*SET TASK*
Transcribe the lines exactly, beginning with the one that contains "Serialize everything readable" and ending with the final line of the records. Do not transcribe pictures.
* Start *
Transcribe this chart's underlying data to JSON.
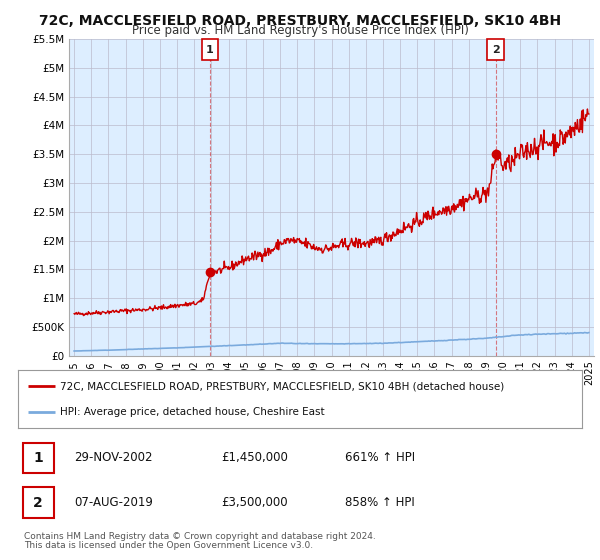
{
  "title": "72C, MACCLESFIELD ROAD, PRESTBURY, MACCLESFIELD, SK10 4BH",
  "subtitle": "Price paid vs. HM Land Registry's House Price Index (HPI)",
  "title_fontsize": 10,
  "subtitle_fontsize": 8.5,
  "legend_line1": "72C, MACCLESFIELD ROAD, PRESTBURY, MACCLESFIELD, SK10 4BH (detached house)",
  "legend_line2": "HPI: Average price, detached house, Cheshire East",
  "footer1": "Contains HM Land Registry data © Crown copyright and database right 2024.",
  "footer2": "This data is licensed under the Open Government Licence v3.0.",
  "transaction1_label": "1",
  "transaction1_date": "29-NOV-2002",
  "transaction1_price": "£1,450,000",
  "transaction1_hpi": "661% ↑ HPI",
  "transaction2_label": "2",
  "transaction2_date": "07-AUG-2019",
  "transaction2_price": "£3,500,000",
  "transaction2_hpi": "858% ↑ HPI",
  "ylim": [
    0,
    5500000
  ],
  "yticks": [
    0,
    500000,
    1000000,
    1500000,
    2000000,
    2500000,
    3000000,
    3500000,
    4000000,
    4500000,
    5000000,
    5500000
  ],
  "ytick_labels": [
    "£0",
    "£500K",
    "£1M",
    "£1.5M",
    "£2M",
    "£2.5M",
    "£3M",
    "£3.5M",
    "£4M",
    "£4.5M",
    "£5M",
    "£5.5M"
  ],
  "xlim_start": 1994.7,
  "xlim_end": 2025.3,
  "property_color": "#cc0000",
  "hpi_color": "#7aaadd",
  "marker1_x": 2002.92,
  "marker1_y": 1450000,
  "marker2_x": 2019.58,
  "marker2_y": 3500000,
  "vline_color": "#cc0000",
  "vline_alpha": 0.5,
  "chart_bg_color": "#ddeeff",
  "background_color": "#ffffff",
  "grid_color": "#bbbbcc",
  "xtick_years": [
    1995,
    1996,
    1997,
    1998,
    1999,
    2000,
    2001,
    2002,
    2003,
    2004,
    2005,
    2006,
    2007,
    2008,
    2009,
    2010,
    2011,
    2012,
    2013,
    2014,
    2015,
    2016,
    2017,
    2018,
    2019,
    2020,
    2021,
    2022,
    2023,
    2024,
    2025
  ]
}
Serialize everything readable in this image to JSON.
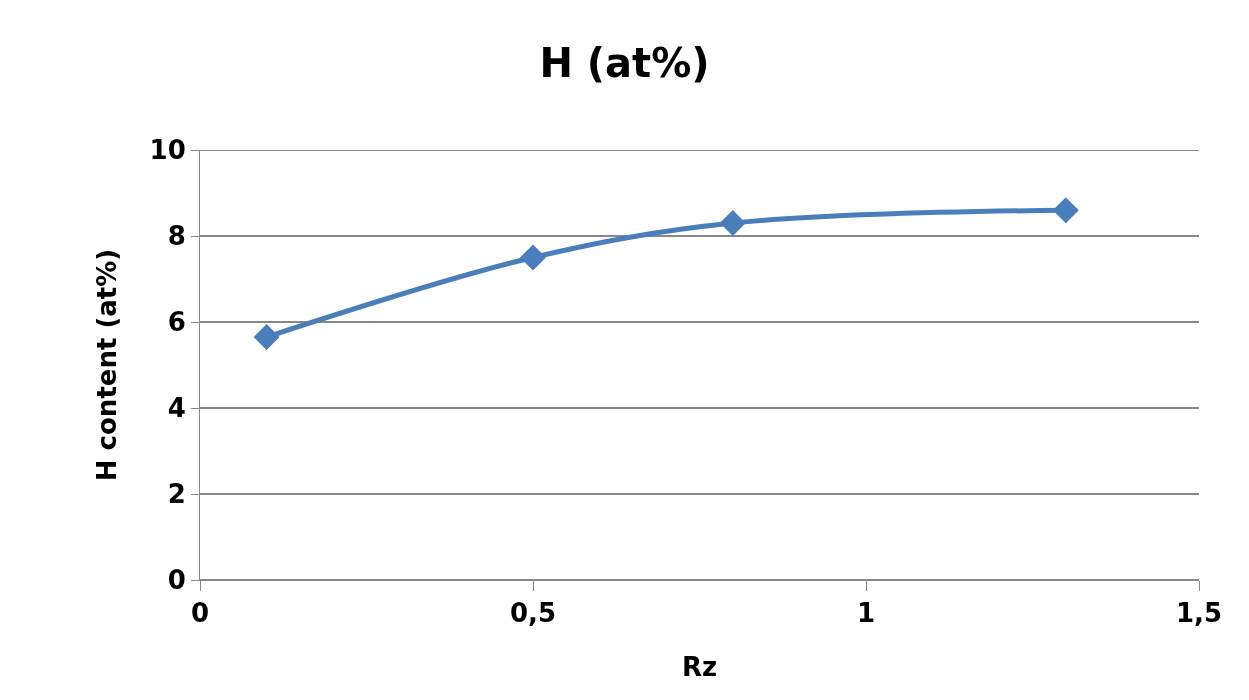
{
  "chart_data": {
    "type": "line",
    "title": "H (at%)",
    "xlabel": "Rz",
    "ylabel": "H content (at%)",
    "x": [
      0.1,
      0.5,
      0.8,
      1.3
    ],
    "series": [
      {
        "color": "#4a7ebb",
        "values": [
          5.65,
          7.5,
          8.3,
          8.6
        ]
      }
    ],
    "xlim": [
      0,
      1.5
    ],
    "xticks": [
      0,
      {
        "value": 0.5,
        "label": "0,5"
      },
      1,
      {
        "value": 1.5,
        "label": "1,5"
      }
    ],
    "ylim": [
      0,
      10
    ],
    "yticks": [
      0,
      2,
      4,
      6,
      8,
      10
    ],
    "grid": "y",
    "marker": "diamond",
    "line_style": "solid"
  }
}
* End *
*TASK OUTPUT*
Serialize everything readable in this image to JSON.
{
  "chart_data": {
    "type": "line",
    "title": "H (at%)",
    "xlabel": "Rz",
    "ylabel": "H content (at%)",
    "x": [
      0.1,
      0.5,
      0.8,
      1.3
    ],
    "series": [
      {
        "color": "#4a7ebb",
        "values": [
          5.65,
          7.5,
          8.3,
          8.6
        ]
      }
    ],
    "xlim": [
      0,
      1.5
    ],
    "xticks": [
      0,
      {
        "value": 0.5,
        "label": "0,5"
      },
      1,
      {
        "value": 1.5,
        "label": "1,5"
      }
    ],
    "ylim": [
      0,
      10
    ],
    "yticks": [
      0,
      2,
      4,
      6,
      8,
      10
    ],
    "grid": "y",
    "marker": "diamond",
    "line_style": "solid"
  }
}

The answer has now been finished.